> **Request**
Repeat all of the records verbatim.

(Lines of data)
--- start ---

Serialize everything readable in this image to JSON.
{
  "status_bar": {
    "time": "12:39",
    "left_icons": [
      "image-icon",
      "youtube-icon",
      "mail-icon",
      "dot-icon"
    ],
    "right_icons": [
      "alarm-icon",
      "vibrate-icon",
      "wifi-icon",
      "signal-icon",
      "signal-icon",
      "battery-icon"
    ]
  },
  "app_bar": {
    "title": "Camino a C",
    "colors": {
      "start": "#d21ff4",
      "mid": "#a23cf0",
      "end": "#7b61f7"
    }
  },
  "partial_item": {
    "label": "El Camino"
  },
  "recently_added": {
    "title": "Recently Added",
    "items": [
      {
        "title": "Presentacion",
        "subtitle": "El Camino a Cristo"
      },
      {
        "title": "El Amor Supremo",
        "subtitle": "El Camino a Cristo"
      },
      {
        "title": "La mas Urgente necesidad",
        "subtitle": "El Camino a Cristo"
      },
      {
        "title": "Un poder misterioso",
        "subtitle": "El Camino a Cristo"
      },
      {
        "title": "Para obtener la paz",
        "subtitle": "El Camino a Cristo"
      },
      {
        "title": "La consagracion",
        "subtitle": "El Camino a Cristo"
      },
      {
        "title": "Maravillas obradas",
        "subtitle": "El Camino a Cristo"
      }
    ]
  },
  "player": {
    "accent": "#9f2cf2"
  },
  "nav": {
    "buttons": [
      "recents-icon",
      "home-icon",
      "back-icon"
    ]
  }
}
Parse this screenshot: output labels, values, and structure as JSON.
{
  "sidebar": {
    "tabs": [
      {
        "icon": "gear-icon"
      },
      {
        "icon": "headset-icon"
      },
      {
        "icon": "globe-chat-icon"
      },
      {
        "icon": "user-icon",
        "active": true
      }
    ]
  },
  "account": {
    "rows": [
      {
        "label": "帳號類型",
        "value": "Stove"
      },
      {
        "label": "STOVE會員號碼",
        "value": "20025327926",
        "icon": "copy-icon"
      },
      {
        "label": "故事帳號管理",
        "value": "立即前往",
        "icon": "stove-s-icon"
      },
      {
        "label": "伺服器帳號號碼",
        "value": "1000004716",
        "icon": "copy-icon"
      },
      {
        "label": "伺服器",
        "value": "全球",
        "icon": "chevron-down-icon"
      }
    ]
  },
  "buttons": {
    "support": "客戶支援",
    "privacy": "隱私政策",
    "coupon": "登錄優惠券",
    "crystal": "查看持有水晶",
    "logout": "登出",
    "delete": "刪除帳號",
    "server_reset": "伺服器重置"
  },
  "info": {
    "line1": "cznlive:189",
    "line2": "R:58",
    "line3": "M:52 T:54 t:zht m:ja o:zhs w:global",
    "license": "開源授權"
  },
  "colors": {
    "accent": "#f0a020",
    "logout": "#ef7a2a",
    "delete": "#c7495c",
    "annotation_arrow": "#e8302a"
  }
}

--- end ---

> **Problem solution**
Serialize everything readable in this image to JSON.
{
  "status_bar": {
    "time": "12:39",
    "left_icons": [
      "image-icon",
      "youtube-icon",
      "mail-icon",
      "dot-icon"
    ],
    "right_icons": [
      "alarm-icon",
      "vibrate-icon",
      "wifi-icon",
      "signal-icon",
      "signal-icon",
      "battery-icon"
    ]
  },
  "app_bar": {
    "title": "Camino a C",
    "colors": {
      "start": "#d21ff4",
      "mid": "#a23cf0",
      "end": "#7b61f7"
    }
  },
  "partial_item": {
    "label": "El Camino"
  },
  "recently_added": {
    "title": "Recently Added",
    "items": [
      {
        "title": "Presentacion",
        "subtitle": "El Camino a Cristo"
      },
      {
        "title": "El Amor Supremo",
        "subtitle": "El Camino a Cristo"
      },
      {
        "title": "La mas Urgente necesidad",
        "subtitle": "El Camino a Cristo"
      },
      {
        "title": "Un poder misterioso",
        "subtitle": "El Camino a Cristo"
      },
      {
        "title": "Para obtener la paz",
        "subtitle": "El Camino a Cristo"
      },
      {
        "title": "La consagracion",
        "subtitle": "El Camino a Cristo"
      },
      {
        "title": "Maravillas obradas",
        "subtitle": "El Camino a Cristo"
      }
    ]
  },
  "player": {
    "accent": "#9f2cf2"
  },
  "nav": {
    "buttons": [
      "recents-icon",
      "home-icon",
      "back-icon"
    ]
  }
}
Parse this screenshot: output labels, values, and structure as JSON.
{
  "sidebar": {
    "tabs": [
      {
        "icon": "gear-icon"
      },
      {
        "icon": "headset-icon"
      },
      {
        "icon": "globe-chat-icon"
      },
      {
        "icon": "user-icon",
        "active": true
      }
    ]
  },
  "account": {
    "rows": [
      {
        "label": "帳號類型",
        "value": "Stove"
      },
      {
        "label": "STOVE會員號碼",
        "value": "20025327926",
        "icon": "copy-icon"
      },
      {
        "label": "故事帳號管理",
        "value": "立即前往",
        "icon": "stove-s-icon"
      },
      {
        "label": "伺服器帳號號碼",
        "value": "1000004716",
        "icon": "copy-icon"
      },
      {
        "label": "伺服器",
        "value": "全球",
        "icon": "chevron-down-icon"
      }
    ]
  },
  "buttons": {
    "support": "客戶支援",
    "privacy": "隱私政策",
    "coupon": "登錄優惠券",
    "crystal": "查看持有水晶",
    "logout": "登出",
    "delete": "刪除帳號",
    "server_reset": "伺服器重置"
  },
  "info": {
    "line1": "cznlive:189",
    "line2": "R:58",
    "line3": "M:52 T:54 t:zht m:ja o:zhs w:global",
    "license": "開源授權"
  },
  "colors": {
    "accent": "#f0a020",
    "logout": "#ef7a2a",
    "delete": "#c7495c",
    "annotation_arrow": "#e8302a"
  }
}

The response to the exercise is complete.